**Written problem:** Omit the pictures, then reproduce every remaining record exactly.
Start of Input records
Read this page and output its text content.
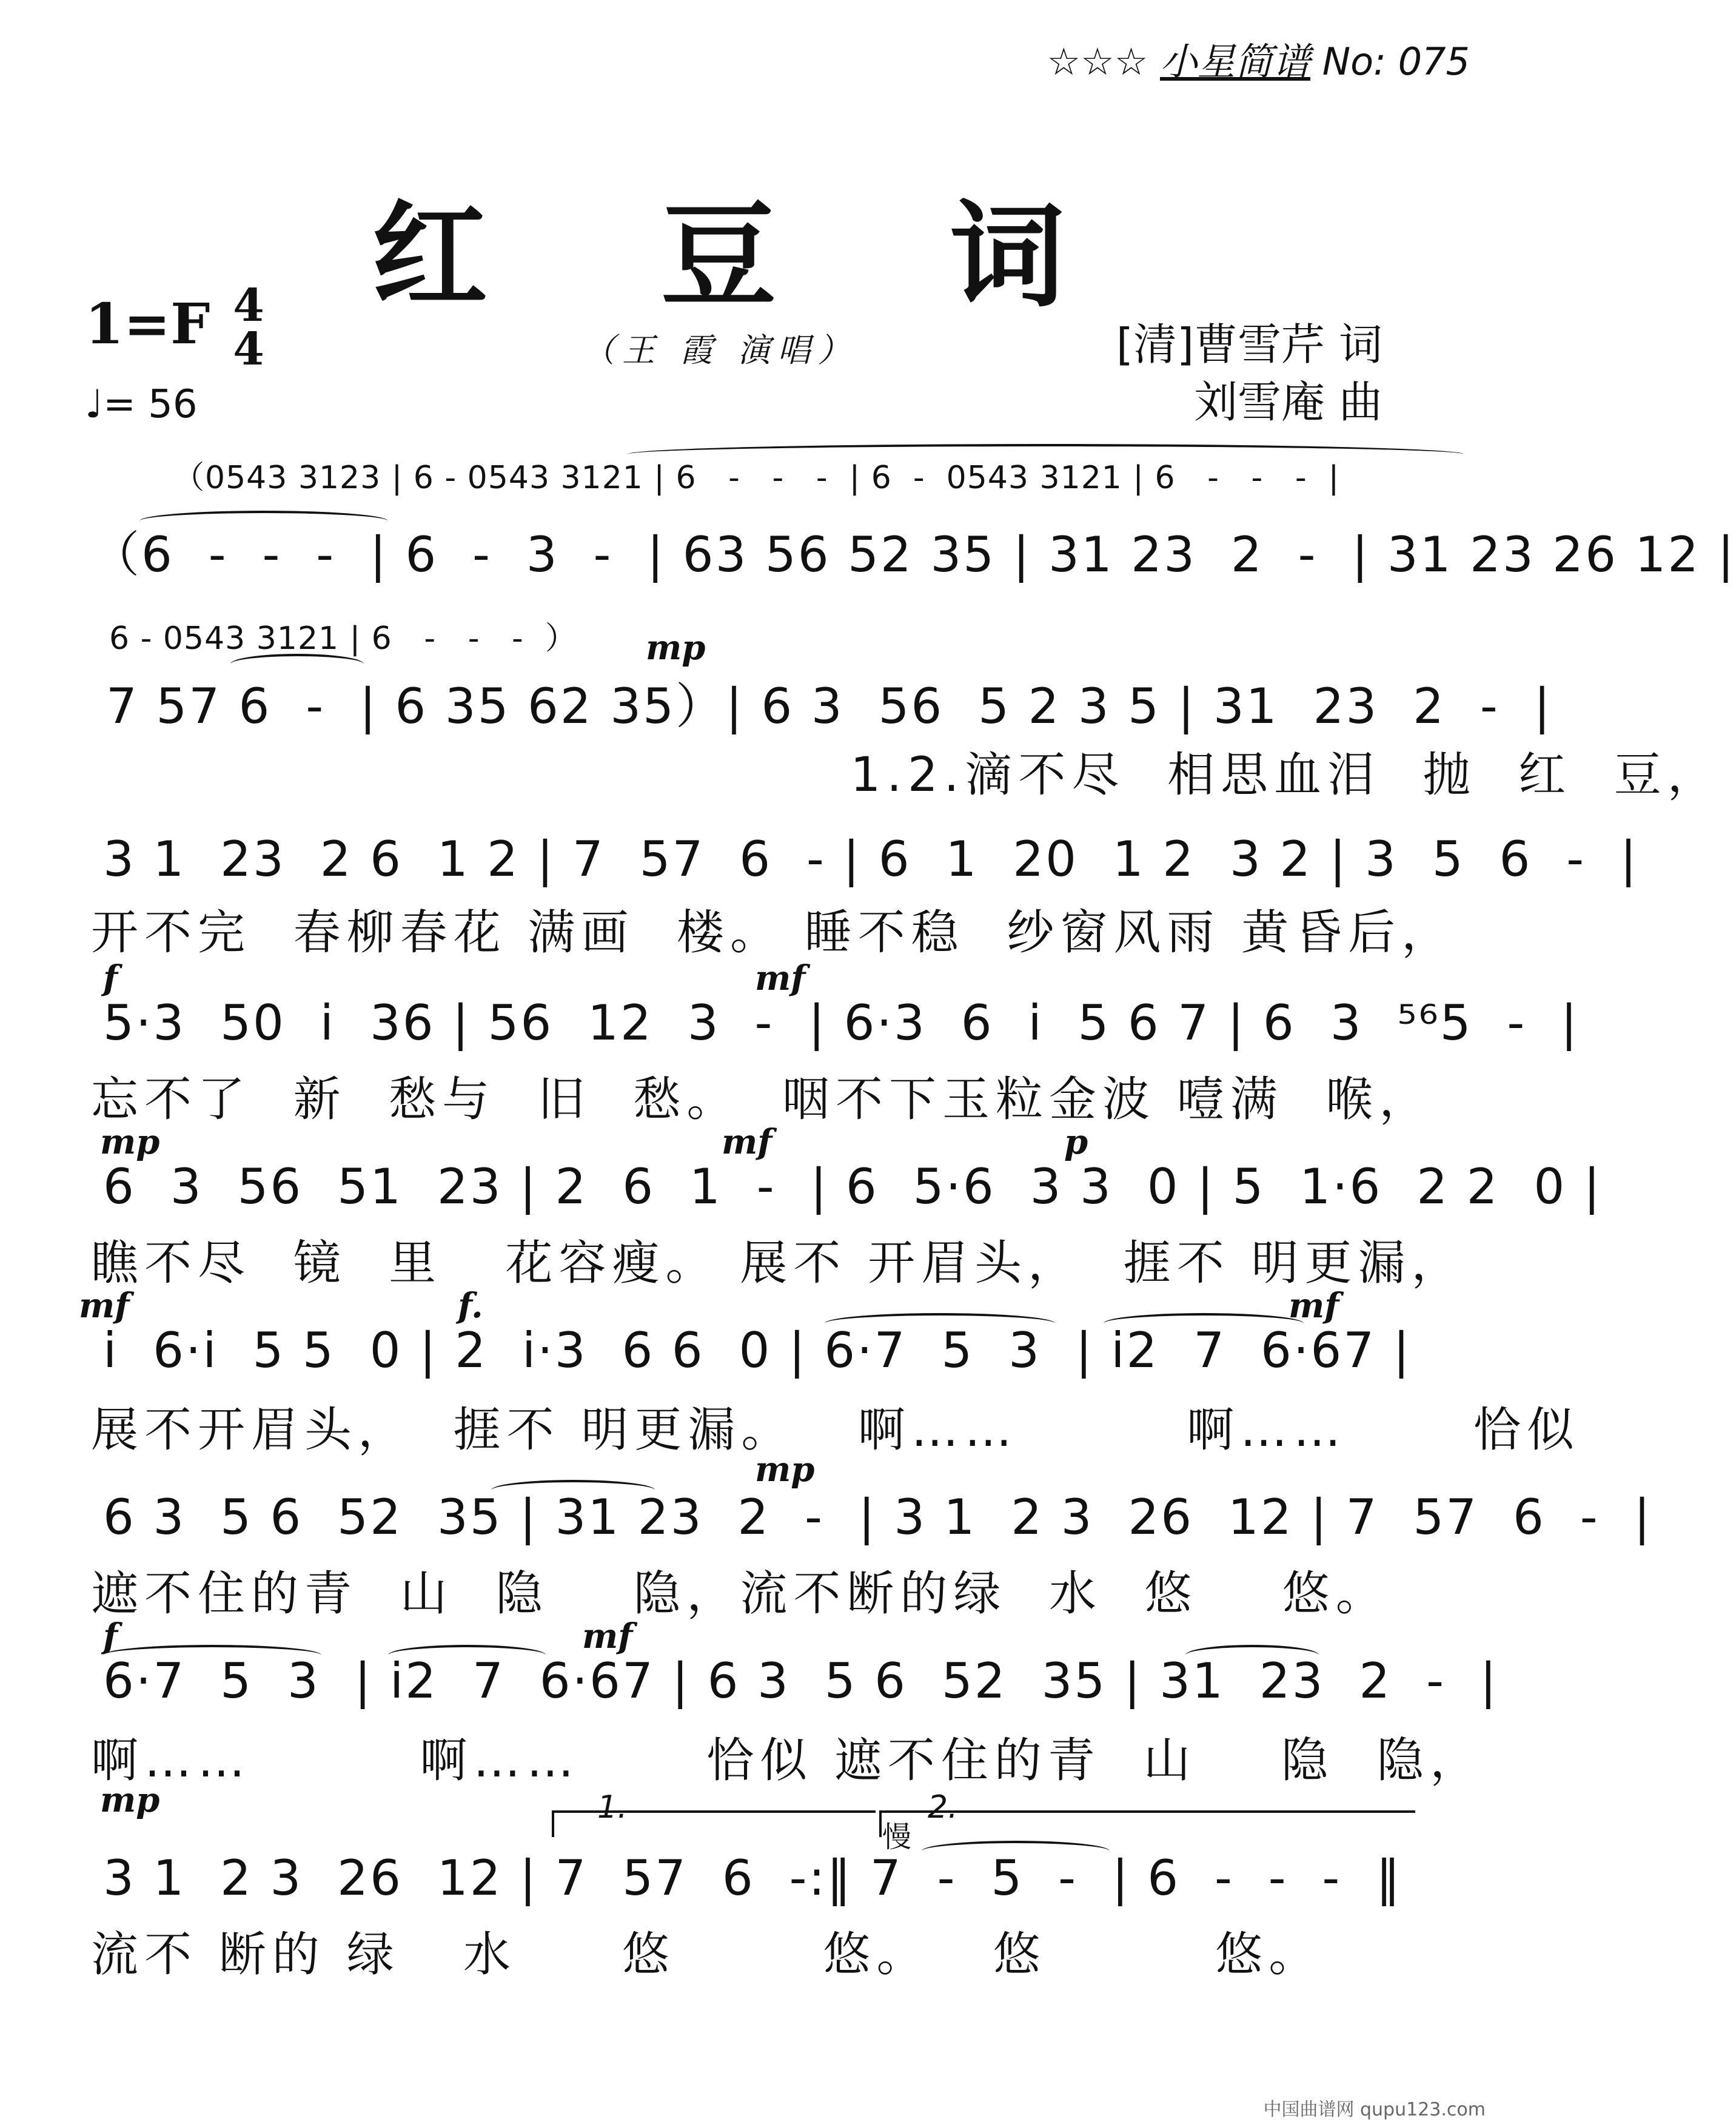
☆☆☆ 小星简谱 No: 075
红 豆 词
1=F 4
4
♩= 56
（王 霞 演唱）	[清]曹雪芹 词
刘雪庵 曲
（0543 3123 | 6 - 0543 3121 | 6   -   -   -  | 6  -  0543 3121 | 6   -   -   -  |
（6  -  -  -  | 6  -  3  -  | 63 56 52 35 | 31 23  2  -  | 31 23 26 12 |
6 - 0543 3121 | 6   -   -   -  ） mp
7 57 6  -  | 6 35 62 35）| 6 3  56  5 2 3 5 | 31  23  2  -  |
1.2.滴不尽  相思血泪  抛  红  豆，
3 1  23  2 6  1 2 | 7  57  6  - | 6  1  20  1 2  3 2 | 3  5  6  -  |
开不完  春柳春花 满画  楼。 睡不稳  纱窗风雨 黄昏后，
f	mf
5·3  50  i  36 | 56  12  3  -  | 6·3  6  i  5 6 7 | 6  3  ⁵⁶5  -  |
忘不了  新  愁与  旧  愁。  咽不下玉粒金波 噎满  喉，
mp	mf	p
6  3  56  51  23 | 2  6  1  -  | 6  5·6  3 3  0 | 5  1·6  2 2  0 |
瞧不尽  镜  里   花容瘦。 展不 开眉头，  捱不 明更漏，
mf	f.	mf
i  6·i  5 5  0 | 2  i·3  6 6  0 | 6·7  5  3  | i2  7  6·67 |
展不开眉头，  捱不 明更漏。   啊……        啊……      恰似
mp
6 3  5 6  52  35 | 31 23  2  -  | 3 1  2 3  26  12 | 7  57  6  -  |
遮不住的青  山  隐    隐，流不断的绿  水  悠    悠。
f	mf
6·7  5  3  | i2  7  6·67 | 6 3  5 6  52  35 | 31  23  2  -  |
啊……        啊……      恰似 遮不住的青  山    隐  隐，
mp	1.	2.
慢
3 1  2 3  26  12 | 7  57  6  -:‖ 7  -  5  -  | 6  -  -  -  ‖
流不 断的 绿   水     悠       悠。   悠        悠。
中国曲谱网 qupu123.com
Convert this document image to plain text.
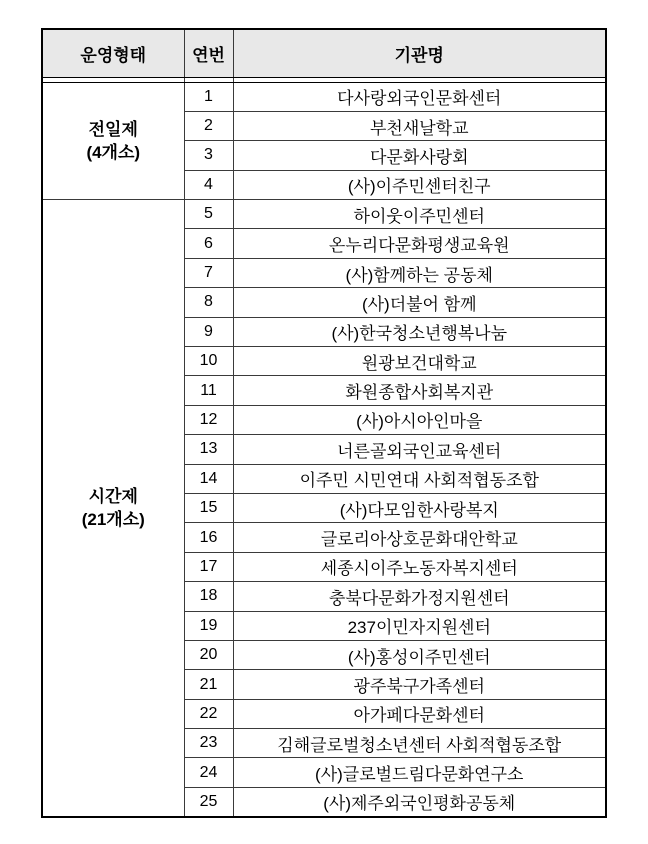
운영형태	연번	기관명

전일제
(4개소)	1	다사랑외국인문화센터
	2	부천새날학교
	3	다문화사랑회
	4	(사)이주민센터친구

시간제
(21개소)	5	하이웃이주민센터
	6	온누리다문화평생교육원
	7	(사)함께하는 공동체
	8	(사)더불어 함께
	9	(사)한국청소년행복나눔
	10	원광보건대학교
	11	화원종합사회복지관
	12	(사)아시아인마을
	13	너른골외국인교육센터
	14	이주민 시민연대 사회적협동조합
	15	(사)다모임한사랑복지
	16	글로리아상호문화대안학교
	17	세종시이주노동자복지센터
	18	충북다문화가정지원센터
	19	237이민자지원센터
	20	(사)홍성이주민센터
	21	광주북구가족센터
	22	아가페다문화센터
	23	김해글로벌청소년센터 사회적협동조합
	24	(사)글로벌드림다문화연구소
	25	(사)제주외국인평화공동체
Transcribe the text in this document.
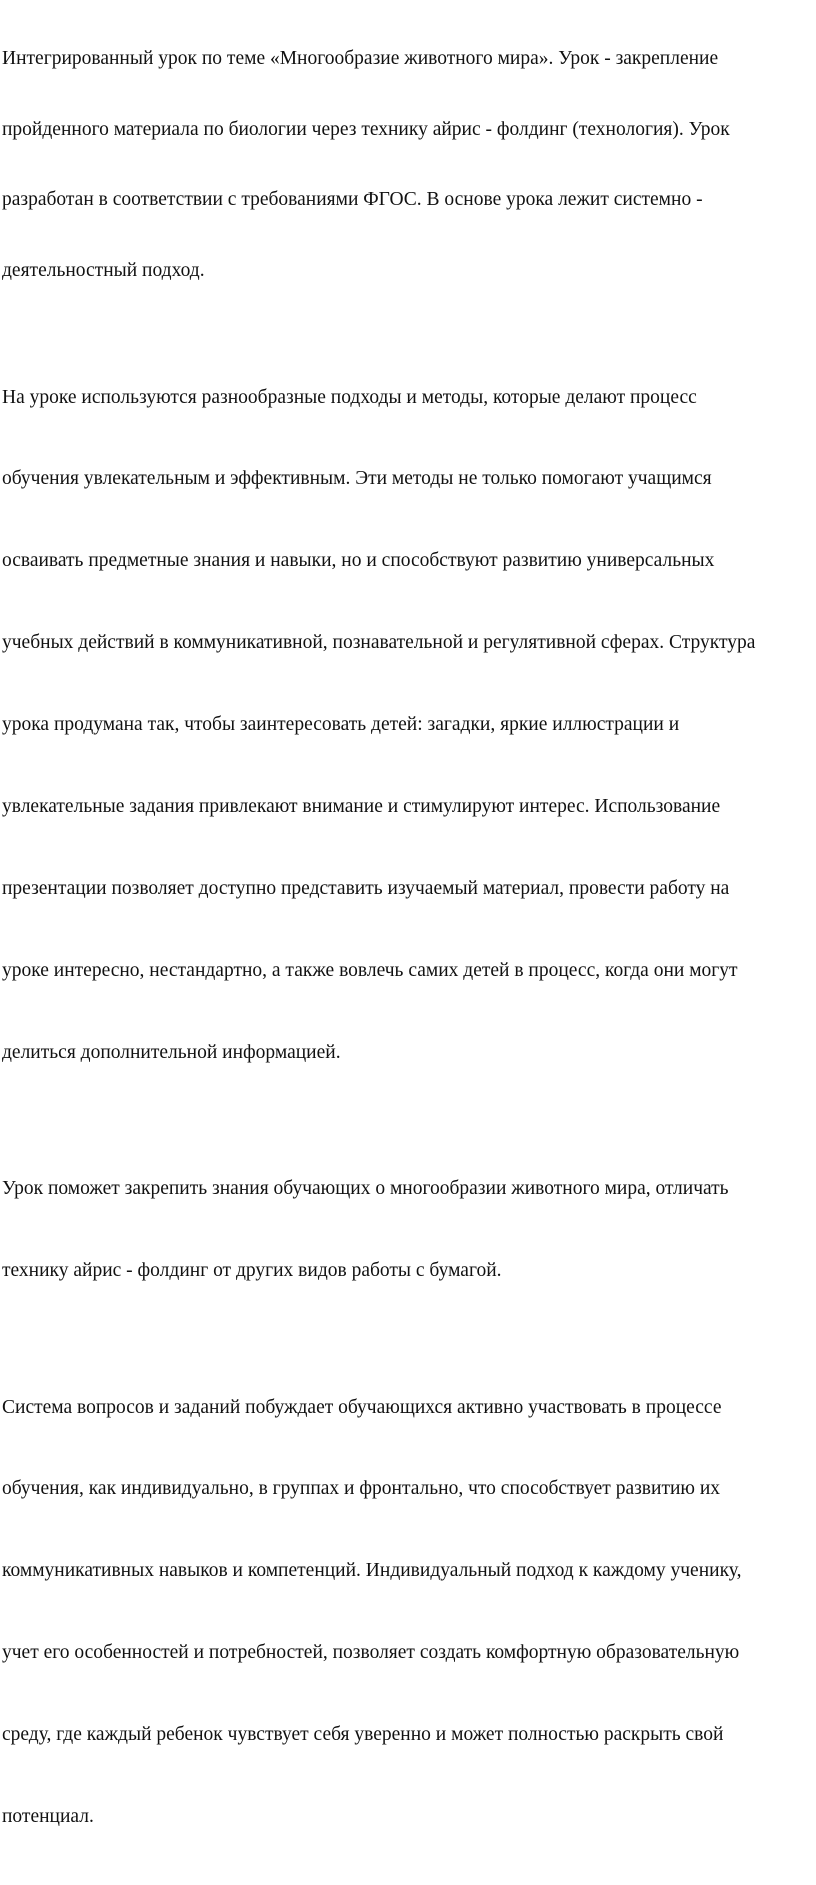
Интегрированный урок по теме «Многообразие животного мира». Урок - закрепление

пройденного материала по биологии через технику айрис - фолдинг (технология). Урок

разработан в соответствии с требованиями ФГОС. В основе урока лежит системно -

деятельностный подход.

На уроке используются разнообразные подходы и методы, которые делают процесс

обучения увлекательным и эффективным. Эти методы не только помогают учащимся

осваивать предметные знания и навыки, но и способствуют развитию универсальных

учебных действий в коммуникативной, познавательной и регулятивной сферах. Структура

урока продумана так, чтобы заинтересовать детей: загадки, яркие иллюстрации и

увлекательные задания привлекают внимание и стимулируют интерес. Использование

презентации позволяет доступно представить изучаемый материал, провести работу на

уроке интересно, нестандартно, а также вовлечь самих детей в процесс, когда они могут

делиться дополнительной информацией.

Урок поможет закрепить знания обучающих о многообразии животного мира, отличать

технику айрис - фолдинг от других видов работы с бумагой.

Система вопросов и заданий побуждает обучающихся активно участвовать в процессе

обучения, как индивидуально, в группах и фронтально, что способствует развитию их

коммуникативных навыков и компетенций. Индивидуальный подход к каждому ученику,

учет его особенностей и потребностей, позволяет создать комфортную образовательную

среду, где каждый ребенок чувствует себя уверенно и может полностью раскрыть свой

потенциал.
End of Input records
**Completed task:**
Read this page and output its text content.
☆☆☆ 小星简谱 No: 075
红 豆 词
1=F 4
4
♩= 56
（王 霞 演唱）	[清]曹雪芹 词
刘雪庵 曲
（0543 3123 | 6 - 0543 3121 | 6   -   -   -  | 6  -  0543 3121 | 6   -   -   -  |
（6  -  -  -  | 6  -  3  -  | 63 56 52 35 | 31 23  2  -  | 31 23 26 12 |
6 - 0543 3121 | 6   -   -   -  ） mp
7 57 6  -  | 6 35 62 35）| 6 3  56  5 2 3 5 | 31  23  2  -  |
1.2.滴不尽  相思血泪  抛  红  豆，
3 1  23  2 6  1 2 | 7  57  6  - | 6  1  20  1 2  3 2 | 3  5  6  -  |
开不完  春柳春花 满画  楼。 睡不稳  纱窗风雨 黄昏后，
f	mf
5·3  50  i  36 | 56  12  3  -  | 6·3  6  i  5 6 7 | 6  3  ⁵⁶5  -  |
忘不了  新  愁与  旧  愁。  咽不下玉粒金波 噎满  喉，
mp	mf	p
6  3  56  51  23 | 2  6  1  -  | 6  5·6  3 3  0 | 5  1·6  2 2  0 |
瞧不尽  镜  里   花容瘦。 展不 开眉头，  捱不 明更漏，
mf	f.	mf
i  6·i  5 5  0 | 2  i·3  6 6  0 | 6·7  5  3  | i2  7  6·67 |
展不开眉头，  捱不 明更漏。   啊……        啊……      恰似
mp
6 3  5 6  52  35 | 31 23  2  -  | 3 1  2 3  26  12 | 7  57  6  -  |
遮不住的青  山  隐    隐，流不断的绿  水  悠    悠。
f	mf
6·7  5  3  | i2  7  6·67 | 6 3  5 6  52  35 | 31  23  2  -  |
啊……        啊……      恰似 遮不住的青  山    隐  隐，
mp	1.	2.
慢
3 1  2 3  26  12 | 7  57  6  -:‖ 7  -  5  -  | 6  -  -  -  ‖
流不 断的 绿   水     悠       悠。   悠        悠。
中国曲谱网 qupu123.com
Convert this document image to plain text.
운영형태	연번	기관명

전일제
(4개소)	1	다사랑외국인문화센터
	2	부천새날학교
	3	다문화사랑회
	4	(사)이주민센터친구

시간제
(21개소)	5	하이웃이주민센터
	6	온누리다문화평생교육원
	7	(사)함께하는 공동체
	8	(사)더불어 함께
	9	(사)한국청소년행복나눔
	10	원광보건대학교
	11	화원종합사회복지관
	12	(사)아시아인마을
	13	너른골외국인교육센터
	14	이주민 시민연대 사회적협동조합
	15	(사)다모임한사랑복지
	16	글로리아상호문화대안학교
	17	세종시이주노동자복지센터
	18	충북다문화가정지원센터
	19	237이민자지원센터
	20	(사)홍성이주민센터
	21	광주북구가족센터
	22	아가페다문화센터
	23	김해글로벌청소년센터 사회적협동조합
	24	(사)글로벌드림다문화연구소
	25	(사)제주외국인평화공동체
Transcribe the text in this document.
Интегрированный урок по теме «Многообразие животного мира». Урок - закрепление

пройденного материала по биологии через технику айрис - фолдинг (технология). Урок

разработан в соответствии с требованиями ФГОС. В основе урока лежит системно -

деятельностный подход.

На уроке используются разнообразные подходы и методы, которые делают процесс

обучения увлекательным и эффективным. Эти методы не только помогают учащимся

осваивать предметные знания и навыки, но и способствуют развитию универсальных

учебных действий в коммуникативной, познавательной и регулятивной сферах. Структура

урока продумана так, чтобы заинтересовать детей: загадки, яркие иллюстрации и

увлекательные задания привлекают внимание и стимулируют интерес. Использование

презентации позволяет доступно представить изучаемый материал, провести работу на

уроке интересно, нестандартно, а также вовлечь самих детей в процесс, когда они могут

делиться дополнительной информацией.

Урок поможет закрепить знания обучающих о многообразии животного мира, отличать

технику айрис - фолдинг от других видов работы с бумагой.

Система вопросов и заданий побуждает обучающихся активно участвовать в процессе

обучения, как индивидуально, в группах и фронтально, что способствует развитию их

коммуникативных навыков и компетенций. Индивидуальный подход к каждому ученику,

учет его особенностей и потребностей, позволяет создать комфортную образовательную

среду, где каждый ребенок чувствует себя уверенно и может полностью раскрыть свой

потенциал.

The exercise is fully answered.